Check each line for the string "color", then give only how many lines have it.

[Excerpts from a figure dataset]
########################################
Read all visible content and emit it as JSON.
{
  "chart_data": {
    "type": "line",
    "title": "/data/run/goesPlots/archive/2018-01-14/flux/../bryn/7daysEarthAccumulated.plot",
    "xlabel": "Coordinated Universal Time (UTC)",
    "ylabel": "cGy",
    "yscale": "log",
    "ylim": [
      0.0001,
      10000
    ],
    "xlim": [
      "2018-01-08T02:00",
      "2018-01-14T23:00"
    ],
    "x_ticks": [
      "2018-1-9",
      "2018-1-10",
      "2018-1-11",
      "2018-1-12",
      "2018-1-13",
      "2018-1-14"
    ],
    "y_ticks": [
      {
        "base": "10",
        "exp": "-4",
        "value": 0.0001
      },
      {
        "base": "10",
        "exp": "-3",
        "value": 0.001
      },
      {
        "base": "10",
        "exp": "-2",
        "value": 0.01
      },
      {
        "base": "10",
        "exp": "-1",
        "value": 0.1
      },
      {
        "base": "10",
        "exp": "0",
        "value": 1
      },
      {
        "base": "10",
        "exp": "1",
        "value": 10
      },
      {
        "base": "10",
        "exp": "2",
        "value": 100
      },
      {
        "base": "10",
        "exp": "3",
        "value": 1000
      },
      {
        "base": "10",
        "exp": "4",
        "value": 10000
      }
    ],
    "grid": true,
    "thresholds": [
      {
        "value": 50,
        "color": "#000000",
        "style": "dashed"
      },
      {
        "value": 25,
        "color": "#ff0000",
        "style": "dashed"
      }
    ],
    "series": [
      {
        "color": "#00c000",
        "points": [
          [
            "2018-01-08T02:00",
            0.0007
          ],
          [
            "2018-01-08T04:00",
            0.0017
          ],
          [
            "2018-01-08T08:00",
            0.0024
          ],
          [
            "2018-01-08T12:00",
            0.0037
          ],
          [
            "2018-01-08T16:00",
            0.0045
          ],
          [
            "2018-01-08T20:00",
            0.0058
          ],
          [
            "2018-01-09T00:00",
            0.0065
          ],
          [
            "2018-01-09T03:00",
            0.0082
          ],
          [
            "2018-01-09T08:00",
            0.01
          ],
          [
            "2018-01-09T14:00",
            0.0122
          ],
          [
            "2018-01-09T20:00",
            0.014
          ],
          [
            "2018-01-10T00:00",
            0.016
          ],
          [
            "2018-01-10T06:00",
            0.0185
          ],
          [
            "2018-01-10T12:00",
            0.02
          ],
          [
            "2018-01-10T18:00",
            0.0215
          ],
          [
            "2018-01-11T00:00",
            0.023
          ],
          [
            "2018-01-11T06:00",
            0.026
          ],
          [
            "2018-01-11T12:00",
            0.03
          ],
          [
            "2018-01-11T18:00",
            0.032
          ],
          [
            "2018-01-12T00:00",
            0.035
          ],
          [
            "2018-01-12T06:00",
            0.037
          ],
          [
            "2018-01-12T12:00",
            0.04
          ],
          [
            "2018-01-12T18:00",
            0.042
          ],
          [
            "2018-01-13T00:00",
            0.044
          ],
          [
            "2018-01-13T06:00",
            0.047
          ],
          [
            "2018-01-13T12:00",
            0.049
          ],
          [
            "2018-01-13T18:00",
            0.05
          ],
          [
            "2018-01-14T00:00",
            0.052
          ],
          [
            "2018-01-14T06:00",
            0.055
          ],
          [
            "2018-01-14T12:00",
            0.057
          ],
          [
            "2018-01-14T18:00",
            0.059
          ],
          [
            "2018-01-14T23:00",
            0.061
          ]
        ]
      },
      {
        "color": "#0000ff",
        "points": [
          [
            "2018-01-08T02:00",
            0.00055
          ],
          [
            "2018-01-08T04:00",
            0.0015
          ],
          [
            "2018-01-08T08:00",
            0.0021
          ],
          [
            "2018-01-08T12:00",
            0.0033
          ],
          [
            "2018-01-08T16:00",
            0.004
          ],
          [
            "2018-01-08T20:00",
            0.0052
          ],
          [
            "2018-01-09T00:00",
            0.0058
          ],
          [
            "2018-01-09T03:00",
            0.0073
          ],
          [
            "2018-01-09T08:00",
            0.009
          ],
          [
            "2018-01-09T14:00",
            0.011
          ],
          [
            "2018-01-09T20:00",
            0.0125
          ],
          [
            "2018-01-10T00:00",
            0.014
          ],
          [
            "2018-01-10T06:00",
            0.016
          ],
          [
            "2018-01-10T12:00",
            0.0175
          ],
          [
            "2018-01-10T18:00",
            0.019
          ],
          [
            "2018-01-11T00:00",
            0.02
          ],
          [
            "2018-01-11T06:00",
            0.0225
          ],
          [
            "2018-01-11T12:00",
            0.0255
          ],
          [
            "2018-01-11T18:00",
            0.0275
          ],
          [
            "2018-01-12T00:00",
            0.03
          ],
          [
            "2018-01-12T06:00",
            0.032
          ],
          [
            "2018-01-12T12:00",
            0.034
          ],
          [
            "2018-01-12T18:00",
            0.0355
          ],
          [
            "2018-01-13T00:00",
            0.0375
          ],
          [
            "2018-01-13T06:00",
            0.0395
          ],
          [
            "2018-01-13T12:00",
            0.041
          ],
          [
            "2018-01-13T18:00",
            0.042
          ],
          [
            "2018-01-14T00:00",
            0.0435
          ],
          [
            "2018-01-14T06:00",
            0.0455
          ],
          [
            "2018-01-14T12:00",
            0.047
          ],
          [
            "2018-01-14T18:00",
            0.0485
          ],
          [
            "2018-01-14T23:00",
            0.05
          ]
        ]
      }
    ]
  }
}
########################################
◆ **COMPLETED TASK**: 4